*WORK INSTRUCTIONS*: Each entry below is to be duplicated verbatim.

** Start DATASET CONTENT **

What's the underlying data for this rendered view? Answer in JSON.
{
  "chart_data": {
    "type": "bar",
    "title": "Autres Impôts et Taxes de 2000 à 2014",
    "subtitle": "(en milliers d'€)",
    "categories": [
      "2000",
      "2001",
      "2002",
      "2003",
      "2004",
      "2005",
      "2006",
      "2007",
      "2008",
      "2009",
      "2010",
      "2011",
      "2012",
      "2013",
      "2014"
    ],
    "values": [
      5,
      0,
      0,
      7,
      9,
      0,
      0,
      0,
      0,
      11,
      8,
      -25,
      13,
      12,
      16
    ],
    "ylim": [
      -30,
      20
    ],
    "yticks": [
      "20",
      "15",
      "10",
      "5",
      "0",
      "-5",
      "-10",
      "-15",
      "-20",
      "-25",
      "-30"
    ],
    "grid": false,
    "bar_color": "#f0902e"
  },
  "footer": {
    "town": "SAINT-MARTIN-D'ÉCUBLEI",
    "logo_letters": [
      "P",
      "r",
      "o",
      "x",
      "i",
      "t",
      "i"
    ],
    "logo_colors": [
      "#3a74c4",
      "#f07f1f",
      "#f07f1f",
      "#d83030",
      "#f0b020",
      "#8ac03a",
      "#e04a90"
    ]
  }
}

** End DATASET CONTENT **

*FINAL RESULT*:
What's the underlying data for this rendered view? Answer in JSON.
{
  "chart_data": {
    "type": "bar",
    "title": "Autres Impôts et Taxes de 2000 à 2014",
    "subtitle": "(en milliers d'€)",
    "categories": [
      "2000",
      "2001",
      "2002",
      "2003",
      "2004",
      "2005",
      "2006",
      "2007",
      "2008",
      "2009",
      "2010",
      "2011",
      "2012",
      "2013",
      "2014"
    ],
    "values": [
      5,
      0,
      0,
      7,
      9,
      0,
      0,
      0,
      0,
      11,
      8,
      -25,
      13,
      12,
      16
    ],
    "ylim": [
      -30,
      20
    ],
    "yticks": [
      "20",
      "15",
      "10",
      "5",
      "0",
      "-5",
      "-10",
      "-15",
      "-20",
      "-25",
      "-30"
    ],
    "grid": false,
    "bar_color": "#f0902e"
  },
  "footer": {
    "town": "SAINT-MARTIN-D'ÉCUBLEI",
    "logo_letters": [
      "P",
      "r",
      "o",
      "x",
      "i",
      "t",
      "i"
    ],
    "logo_colors": [
      "#3a74c4",
      "#f07f1f",
      "#f07f1f",
      "#d83030",
      "#f0b020",
      "#8ac03a",
      "#e04a90"
    ]
  }
}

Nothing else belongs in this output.